<<<<

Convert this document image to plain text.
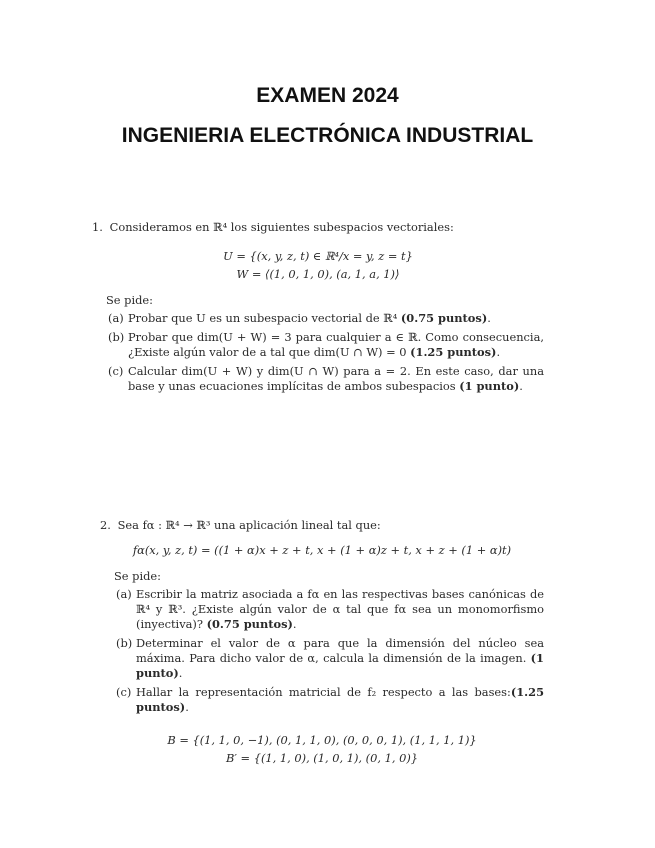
EXAMEN 2024
INGENIERIA ELECTRÓNICA INDUSTRIAL

1. Consideramos en ℝ⁴ los siguientes subespacios vectoriales:

U = {(x, y, z, t) ∈ ℝ⁴/x = y, z = t}

W = ⟨(1, 0, 1, 0), (a, 1, a, 1)⟩

Se pide:

(a) Probar que U es un subespacio vectorial de ℝ⁴ (0.75 puntos).
(b) Probar que dim(U + W) = 3 para cualquier a ∈ ℝ. Como consecuencia, ¿Existe algún valor de a tal que dim(U ∩ W) = 0 (1.25 puntos).
(c) Calcular dim(U + W) y dim(U ∩ W) para a = 2. En este caso, dar una base y unas ecuaciones implícitas de ambos subespacios (1 punto).

2. Sea fα : ℝ⁴ → ℝ³ una aplicación lineal tal que:

fα(x, y, z, t) = ((1 + α)x + z + t, x + (1 + α)z + t, x + z + (1 + α)t)

Se pide:

(a) Escribir la matriz asociada a fα en las respectivas bases canónicas de ℝ⁴ y ℝ³. ¿Existe algún valor de α tal que fα sea un monomorfismo (inyectiva)? (0.75 puntos).
(b) Determinar el valor de α para que la dimensión del núcleo sea máxima. Para dicho valor de α, calcula la dimensión de la imagen. (1 punto).
(c) Hallar la representación matricial de f₂ respecto a las bases:(1.25 puntos).

B = {(1, 1, 0, −1), (0, 1, 1, 0), (0, 0, 0, 1), (1, 1, 1, 1)}

B′ = {(1, 1, 0), (1, 0, 1), (0, 1, 0)}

>>>>

SHORT PROBLEM – What is the number of lines above that contain the string "subespacios"? Answer with the number alone.

EXERCISE RESPONSE – 2